───── EXCERPTED DATA
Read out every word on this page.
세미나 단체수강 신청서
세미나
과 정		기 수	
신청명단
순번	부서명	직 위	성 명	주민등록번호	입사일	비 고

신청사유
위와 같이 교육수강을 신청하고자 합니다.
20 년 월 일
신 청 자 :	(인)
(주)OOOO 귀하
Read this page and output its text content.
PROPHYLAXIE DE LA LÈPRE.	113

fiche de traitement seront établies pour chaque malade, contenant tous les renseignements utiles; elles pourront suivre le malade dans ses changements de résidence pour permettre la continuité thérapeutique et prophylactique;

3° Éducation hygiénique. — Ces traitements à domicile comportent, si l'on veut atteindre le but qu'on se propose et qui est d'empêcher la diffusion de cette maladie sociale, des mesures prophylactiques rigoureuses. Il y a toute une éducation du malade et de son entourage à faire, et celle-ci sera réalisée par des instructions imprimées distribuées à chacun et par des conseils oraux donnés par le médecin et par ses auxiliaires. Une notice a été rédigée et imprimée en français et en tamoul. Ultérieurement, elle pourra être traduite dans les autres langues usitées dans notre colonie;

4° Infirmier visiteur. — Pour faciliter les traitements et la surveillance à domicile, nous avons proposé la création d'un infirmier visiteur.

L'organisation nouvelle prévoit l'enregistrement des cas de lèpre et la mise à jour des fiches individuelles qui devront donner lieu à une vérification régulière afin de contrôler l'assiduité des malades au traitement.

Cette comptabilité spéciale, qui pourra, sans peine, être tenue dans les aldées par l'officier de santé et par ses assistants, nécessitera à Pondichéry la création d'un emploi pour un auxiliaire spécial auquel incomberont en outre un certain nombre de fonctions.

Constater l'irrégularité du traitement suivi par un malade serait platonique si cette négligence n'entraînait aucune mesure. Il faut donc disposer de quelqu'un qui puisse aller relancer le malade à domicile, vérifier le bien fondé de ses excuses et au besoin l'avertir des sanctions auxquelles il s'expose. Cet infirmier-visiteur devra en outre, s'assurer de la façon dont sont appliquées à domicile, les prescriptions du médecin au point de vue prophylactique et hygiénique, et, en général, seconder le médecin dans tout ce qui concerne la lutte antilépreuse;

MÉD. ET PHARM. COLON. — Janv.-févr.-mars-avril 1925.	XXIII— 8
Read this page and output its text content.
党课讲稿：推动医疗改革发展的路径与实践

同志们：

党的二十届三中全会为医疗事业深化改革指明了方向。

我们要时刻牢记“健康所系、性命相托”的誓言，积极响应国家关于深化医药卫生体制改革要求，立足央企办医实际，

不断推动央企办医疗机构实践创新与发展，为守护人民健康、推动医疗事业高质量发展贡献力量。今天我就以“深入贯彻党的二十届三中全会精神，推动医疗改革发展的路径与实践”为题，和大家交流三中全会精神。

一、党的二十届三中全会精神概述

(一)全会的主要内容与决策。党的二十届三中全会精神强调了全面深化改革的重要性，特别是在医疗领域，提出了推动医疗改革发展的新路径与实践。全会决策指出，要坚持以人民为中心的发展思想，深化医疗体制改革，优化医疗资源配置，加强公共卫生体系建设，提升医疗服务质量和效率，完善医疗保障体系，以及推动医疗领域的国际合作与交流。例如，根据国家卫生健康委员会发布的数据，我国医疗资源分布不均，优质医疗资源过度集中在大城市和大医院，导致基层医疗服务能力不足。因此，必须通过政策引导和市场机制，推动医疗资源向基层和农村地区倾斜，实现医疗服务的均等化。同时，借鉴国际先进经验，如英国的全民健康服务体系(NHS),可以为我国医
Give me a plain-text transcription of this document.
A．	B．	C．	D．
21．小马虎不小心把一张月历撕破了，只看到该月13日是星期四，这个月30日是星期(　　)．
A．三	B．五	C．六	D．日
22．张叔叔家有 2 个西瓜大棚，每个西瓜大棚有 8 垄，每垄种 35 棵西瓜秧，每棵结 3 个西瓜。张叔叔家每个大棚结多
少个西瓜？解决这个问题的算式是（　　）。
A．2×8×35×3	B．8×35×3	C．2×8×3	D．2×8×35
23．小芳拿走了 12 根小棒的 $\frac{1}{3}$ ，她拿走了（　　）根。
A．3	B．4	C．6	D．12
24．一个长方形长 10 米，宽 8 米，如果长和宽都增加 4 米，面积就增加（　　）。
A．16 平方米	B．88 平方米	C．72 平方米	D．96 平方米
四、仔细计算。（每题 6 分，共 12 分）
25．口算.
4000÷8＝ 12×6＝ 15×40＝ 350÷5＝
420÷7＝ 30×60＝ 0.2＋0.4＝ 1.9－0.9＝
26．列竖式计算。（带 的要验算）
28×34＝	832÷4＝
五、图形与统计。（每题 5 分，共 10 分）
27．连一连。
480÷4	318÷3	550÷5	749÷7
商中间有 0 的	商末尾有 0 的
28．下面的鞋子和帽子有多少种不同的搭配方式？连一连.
──────────
| YOUR GOAL |
The records above need to be transcribed in full. Keep every character unchanged.

| RESPONSE |
Read out every word on this page.
세미나 단체수강 신청서
세미나
과 정		기 수	
신청명단
순번	부서명	직 위	성 명	주민등록번호	입사일	비 고

신청사유
위와 같이 교육수강을 신청하고자 합니다.
20 년 월 일
신 청 자 :	(인)
(주)OOOO 귀하
Read this page and output its text content.
PROPHYLAXIE DE LA LÈPRE.	113

fiche de traitement seront établies pour chaque malade, contenant tous les renseignements utiles; elles pourront suivre le malade dans ses changements de résidence pour permettre la continuité thérapeutique et prophylactique;

3° Éducation hygiénique. — Ces traitements à domicile comportent, si l'on veut atteindre le but qu'on se propose et qui est d'empêcher la diffusion de cette maladie sociale, des mesures prophylactiques rigoureuses. Il y a toute une éducation du malade et de son entourage à faire, et celle-ci sera réalisée par des instructions imprimées distribuées à chacun et par des conseils oraux donnés par le médecin et par ses auxiliaires. Une notice a été rédigée et imprimée en français et en tamoul. Ultérieurement, elle pourra être traduite dans les autres langues usitées dans notre colonie;

4° Infirmier visiteur. — Pour faciliter les traitements et la surveillance à domicile, nous avons proposé la création d'un infirmier visiteur.

L'organisation nouvelle prévoit l'enregistrement des cas de lèpre et la mise à jour des fiches individuelles qui devront donner lieu à une vérification régulière afin de contrôler l'assiduité des malades au traitement.

Cette comptabilité spéciale, qui pourra, sans peine, être tenue dans les aldées par l'officier de santé et par ses assistants, nécessitera à Pondichéry la création d'un emploi pour un auxiliaire spécial auquel incomberont en outre un certain nombre de fonctions.

Constater l'irrégularité du traitement suivi par un malade serait platonique si cette négligence n'entraînait aucune mesure. Il faut donc disposer de quelqu'un qui puisse aller relancer le malade à domicile, vérifier le bien fondé de ses excuses et au besoin l'avertir des sanctions auxquelles il s'expose. Cet infirmier-visiteur devra en outre, s'assurer de la façon dont sont appliquées à domicile, les prescriptions du médecin au point de vue prophylactique et hygiénique, et, en général, seconder le médecin dans tout ce qui concerne la lutte antilépreuse;

MÉD. ET PHARM. COLON. — Janv.-févr.-mars-avril 1925.	XXIII— 8
Read this page and output its text content.
党课讲稿：推动医疗改革发展的路径与实践

同志们：

党的二十届三中全会为医疗事业深化改革指明了方向。

我们要时刻牢记“健康所系、性命相托”的誓言，积极响应国家关于深化医药卫生体制改革要求，立足央企办医实际，

不断推动央企办医疗机构实践创新与发展，为守护人民健康、推动医疗事业高质量发展贡献力量。今天我就以“深入贯彻党的二十届三中全会精神，推动医疗改革发展的路径与实践”为题，和大家交流三中全会精神。

一、党的二十届三中全会精神概述

(一)全会的主要内容与决策。党的二十届三中全会精神强调了全面深化改革的重要性，特别是在医疗领域，提出了推动医疗改革发展的新路径与实践。全会决策指出，要坚持以人民为中心的发展思想，深化医疗体制改革，优化医疗资源配置，加强公共卫生体系建设，提升医疗服务质量和效率，完善医疗保障体系，以及推动医疗领域的国际合作与交流。例如，根据国家卫生健康委员会发布的数据，我国医疗资源分布不均，优质医疗资源过度集中在大城市和大医院，导致基层医疗服务能力不足。因此，必须通过政策引导和市场机制，推动医疗资源向基层和农村地区倾斜，实现医疗服务的均等化。同时，借鉴国际先进经验，如英国的全民健康服务体系(NHS),可以为我国医
Give me a plain-text transcription of this document.
A．	B．	C．	D．
21．小马虎不小心把一张月历撕破了，只看到该月13日是星期四，这个月30日是星期(　　)．
A．三	B．五	C．六	D．日
22．张叔叔家有 2 个西瓜大棚，每个西瓜大棚有 8 垄，每垄种 35 棵西瓜秧，每棵结 3 个西瓜。张叔叔家每个大棚结多
少个西瓜？解决这个问题的算式是（　　）。
A．2×8×35×3	B．8×35×3	C．2×8×3	D．2×8×35
23．小芳拿走了 12 根小棒的 $\frac{1}{3}$ ，她拿走了（　　）根。
A．3	B．4	C．6	D．12
24．一个长方形长 10 米，宽 8 米，如果长和宽都增加 4 米，面积就增加（　　）。
A．16 平方米	B．88 平方米	C．72 平方米	D．96 平方米
四、仔细计算。（每题 6 分，共 12 分）
25．口算.
4000÷8＝ 12×6＝ 15×40＝ 350÷5＝
420÷7＝ 30×60＝ 0.2＋0.4＝ 1.9－0.9＝
26．列竖式计算。（带 的要验算）
28×34＝	832÷4＝
五、图形与统计。（每题 5 分，共 10 分）
27．连一连。
480÷4	318÷3	550÷5	749÷7
商中间有 0 的	商末尾有 0 的
28．下面的鞋子和帽子有多少种不同的搭配方式？连一连.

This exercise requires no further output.